» **Stored entries**:
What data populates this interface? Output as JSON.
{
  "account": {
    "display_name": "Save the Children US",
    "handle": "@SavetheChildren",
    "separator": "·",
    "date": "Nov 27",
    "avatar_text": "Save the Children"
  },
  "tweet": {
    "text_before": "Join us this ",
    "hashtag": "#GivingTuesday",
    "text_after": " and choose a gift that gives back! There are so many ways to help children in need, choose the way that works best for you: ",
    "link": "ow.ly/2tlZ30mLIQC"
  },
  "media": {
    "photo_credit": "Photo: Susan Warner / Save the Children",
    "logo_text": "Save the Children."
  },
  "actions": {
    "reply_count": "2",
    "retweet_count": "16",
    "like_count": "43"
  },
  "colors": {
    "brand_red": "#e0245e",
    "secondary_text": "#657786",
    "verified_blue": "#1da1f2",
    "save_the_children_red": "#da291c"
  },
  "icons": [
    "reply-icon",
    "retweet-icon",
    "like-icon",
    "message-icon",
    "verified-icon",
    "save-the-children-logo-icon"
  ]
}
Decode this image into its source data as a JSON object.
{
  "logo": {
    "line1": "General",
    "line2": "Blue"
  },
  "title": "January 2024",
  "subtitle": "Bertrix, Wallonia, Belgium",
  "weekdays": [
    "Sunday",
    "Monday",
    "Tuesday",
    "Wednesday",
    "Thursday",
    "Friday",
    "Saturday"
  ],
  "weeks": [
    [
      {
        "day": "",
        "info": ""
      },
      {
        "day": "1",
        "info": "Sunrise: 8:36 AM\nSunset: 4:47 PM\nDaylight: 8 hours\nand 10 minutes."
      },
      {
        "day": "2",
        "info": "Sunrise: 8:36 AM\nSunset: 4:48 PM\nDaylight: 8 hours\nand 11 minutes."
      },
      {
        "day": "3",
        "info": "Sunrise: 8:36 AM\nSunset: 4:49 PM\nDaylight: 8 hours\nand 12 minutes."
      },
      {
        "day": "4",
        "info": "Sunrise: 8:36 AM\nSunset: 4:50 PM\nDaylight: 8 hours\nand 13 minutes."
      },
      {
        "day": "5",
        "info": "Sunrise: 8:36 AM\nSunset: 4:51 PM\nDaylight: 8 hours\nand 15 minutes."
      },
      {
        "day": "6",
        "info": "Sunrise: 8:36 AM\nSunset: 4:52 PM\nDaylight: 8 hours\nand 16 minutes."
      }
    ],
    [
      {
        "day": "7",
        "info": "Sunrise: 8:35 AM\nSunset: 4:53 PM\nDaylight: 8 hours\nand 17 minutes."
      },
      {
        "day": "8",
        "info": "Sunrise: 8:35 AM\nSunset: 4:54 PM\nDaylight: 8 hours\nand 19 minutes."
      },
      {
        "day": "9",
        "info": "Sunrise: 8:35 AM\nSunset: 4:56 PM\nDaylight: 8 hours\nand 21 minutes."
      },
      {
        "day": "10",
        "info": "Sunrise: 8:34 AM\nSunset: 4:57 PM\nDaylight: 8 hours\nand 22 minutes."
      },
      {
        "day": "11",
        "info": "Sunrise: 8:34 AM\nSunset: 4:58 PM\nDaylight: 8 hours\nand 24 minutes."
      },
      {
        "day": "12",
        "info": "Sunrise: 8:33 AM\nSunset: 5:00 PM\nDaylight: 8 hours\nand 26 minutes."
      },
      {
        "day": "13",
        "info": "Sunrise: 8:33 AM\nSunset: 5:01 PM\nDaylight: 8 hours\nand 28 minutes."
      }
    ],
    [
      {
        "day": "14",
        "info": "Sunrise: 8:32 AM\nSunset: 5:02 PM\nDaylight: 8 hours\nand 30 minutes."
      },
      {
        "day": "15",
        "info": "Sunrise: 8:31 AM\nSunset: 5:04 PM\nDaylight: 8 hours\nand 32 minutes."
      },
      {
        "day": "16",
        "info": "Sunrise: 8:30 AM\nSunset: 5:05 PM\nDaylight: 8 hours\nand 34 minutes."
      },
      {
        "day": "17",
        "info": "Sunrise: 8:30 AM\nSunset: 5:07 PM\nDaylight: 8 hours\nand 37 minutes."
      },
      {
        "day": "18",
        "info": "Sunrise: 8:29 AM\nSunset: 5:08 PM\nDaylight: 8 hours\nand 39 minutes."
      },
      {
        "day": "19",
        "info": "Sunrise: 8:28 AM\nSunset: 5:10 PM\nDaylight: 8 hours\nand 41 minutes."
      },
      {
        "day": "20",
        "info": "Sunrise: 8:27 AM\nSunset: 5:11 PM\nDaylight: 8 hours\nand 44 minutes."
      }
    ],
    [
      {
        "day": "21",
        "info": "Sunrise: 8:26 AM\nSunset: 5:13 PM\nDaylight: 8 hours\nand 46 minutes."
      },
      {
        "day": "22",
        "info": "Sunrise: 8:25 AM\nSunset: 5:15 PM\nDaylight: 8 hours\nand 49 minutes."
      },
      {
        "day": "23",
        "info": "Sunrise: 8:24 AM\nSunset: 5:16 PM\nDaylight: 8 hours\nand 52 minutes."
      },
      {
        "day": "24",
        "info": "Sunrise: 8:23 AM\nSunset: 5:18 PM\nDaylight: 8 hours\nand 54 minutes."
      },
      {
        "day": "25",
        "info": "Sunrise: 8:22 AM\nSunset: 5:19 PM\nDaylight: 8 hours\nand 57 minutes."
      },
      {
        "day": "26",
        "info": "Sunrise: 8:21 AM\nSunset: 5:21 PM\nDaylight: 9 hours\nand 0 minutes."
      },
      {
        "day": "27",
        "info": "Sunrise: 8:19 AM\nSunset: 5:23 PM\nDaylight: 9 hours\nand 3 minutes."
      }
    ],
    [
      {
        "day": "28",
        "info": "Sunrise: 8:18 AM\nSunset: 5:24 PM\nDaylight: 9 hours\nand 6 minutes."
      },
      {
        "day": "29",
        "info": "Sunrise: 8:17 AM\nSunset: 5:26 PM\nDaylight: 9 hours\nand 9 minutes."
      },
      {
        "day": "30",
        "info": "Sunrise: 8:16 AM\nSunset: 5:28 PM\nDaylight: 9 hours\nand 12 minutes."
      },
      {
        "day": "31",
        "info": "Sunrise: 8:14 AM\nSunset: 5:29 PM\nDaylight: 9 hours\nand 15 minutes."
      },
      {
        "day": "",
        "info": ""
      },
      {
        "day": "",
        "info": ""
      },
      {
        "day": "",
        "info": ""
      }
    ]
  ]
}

» **DIRECTIONS FOR THIS TASK**: Identify each line holding the string "JSON", and copy it out.

» **WRITTEN ANSWER**:
What data populates this interface? Output as JSON.
Decode this image into its source data as a JSON object.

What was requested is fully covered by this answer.